What you have to do:
Each line containing the word "wody" must be collected.

Records for the exercise:
+-------+

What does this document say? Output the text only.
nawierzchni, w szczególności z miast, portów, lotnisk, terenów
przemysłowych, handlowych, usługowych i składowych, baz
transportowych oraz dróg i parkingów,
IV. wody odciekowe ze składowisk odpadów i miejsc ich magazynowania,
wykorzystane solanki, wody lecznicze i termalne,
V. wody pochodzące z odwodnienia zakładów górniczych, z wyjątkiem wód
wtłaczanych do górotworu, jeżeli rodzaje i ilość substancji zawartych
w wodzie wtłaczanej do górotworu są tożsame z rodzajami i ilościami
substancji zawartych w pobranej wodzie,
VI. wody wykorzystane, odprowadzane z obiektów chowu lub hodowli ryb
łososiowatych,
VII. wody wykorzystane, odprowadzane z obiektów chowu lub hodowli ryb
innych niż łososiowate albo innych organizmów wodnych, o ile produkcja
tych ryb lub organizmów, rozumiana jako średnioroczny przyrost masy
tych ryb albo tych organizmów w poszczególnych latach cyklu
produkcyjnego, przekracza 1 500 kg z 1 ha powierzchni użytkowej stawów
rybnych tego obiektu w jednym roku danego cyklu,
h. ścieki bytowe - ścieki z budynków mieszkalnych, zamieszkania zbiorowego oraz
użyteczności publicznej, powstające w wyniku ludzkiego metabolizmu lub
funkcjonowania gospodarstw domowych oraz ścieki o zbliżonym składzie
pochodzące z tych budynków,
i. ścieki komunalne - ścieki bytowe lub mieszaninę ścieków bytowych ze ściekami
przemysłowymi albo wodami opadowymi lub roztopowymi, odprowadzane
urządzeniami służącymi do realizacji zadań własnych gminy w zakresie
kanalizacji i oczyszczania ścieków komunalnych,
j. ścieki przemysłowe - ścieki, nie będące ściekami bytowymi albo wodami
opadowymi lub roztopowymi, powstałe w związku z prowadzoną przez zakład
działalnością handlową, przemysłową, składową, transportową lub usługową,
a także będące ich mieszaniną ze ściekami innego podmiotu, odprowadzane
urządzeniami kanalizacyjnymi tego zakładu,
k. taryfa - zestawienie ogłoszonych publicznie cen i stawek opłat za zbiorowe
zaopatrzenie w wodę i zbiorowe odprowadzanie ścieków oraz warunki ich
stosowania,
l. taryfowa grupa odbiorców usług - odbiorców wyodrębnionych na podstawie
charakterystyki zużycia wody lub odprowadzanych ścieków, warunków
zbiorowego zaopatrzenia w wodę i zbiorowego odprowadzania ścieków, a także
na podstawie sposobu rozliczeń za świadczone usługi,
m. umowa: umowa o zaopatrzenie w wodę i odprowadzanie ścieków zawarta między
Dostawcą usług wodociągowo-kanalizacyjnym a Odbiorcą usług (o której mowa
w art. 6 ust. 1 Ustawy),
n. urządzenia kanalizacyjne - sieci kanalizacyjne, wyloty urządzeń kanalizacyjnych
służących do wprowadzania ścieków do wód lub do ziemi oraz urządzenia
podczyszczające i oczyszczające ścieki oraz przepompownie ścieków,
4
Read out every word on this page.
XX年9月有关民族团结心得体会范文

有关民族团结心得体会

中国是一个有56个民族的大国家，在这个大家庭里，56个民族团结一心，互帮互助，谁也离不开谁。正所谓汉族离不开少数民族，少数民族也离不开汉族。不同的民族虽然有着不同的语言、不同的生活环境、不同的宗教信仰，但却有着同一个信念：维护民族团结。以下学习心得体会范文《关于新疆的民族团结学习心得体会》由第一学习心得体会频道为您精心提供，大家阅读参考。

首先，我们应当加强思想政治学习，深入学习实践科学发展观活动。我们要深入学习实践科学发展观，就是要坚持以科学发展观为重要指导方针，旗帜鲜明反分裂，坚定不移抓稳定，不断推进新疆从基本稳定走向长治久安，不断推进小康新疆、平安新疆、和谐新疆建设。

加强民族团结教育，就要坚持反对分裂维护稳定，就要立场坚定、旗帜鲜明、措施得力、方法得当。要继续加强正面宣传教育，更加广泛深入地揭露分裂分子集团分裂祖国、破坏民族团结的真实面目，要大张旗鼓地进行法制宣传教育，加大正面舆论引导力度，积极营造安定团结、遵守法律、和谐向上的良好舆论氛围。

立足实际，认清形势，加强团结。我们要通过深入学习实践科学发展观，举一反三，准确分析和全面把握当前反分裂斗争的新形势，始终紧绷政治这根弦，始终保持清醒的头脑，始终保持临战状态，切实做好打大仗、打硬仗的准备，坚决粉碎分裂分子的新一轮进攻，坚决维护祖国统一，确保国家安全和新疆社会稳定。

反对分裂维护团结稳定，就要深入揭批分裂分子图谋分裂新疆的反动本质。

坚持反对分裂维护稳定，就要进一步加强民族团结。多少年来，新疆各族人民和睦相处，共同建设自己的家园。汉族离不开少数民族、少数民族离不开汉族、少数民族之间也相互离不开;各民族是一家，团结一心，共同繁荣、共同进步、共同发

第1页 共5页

+-------+

Reply:
IV. wody odciekowe ze składowisk odpadów i miejsc ich magazynowania,
wykorzystane solanki, wody lecznicze i termalne,
V. wody pochodzące z odwodnienia zakładów górniczych, z wyjątkiem wód
VI. wody wykorzystane, odprowadzane z obiektów chowu lub hodowli ryb
VII. wody wykorzystane, odprowadzane z obiektów chowu lub hodowli ryb
charakterystyki zużycia wody lub odprowadzanych ścieków, warunków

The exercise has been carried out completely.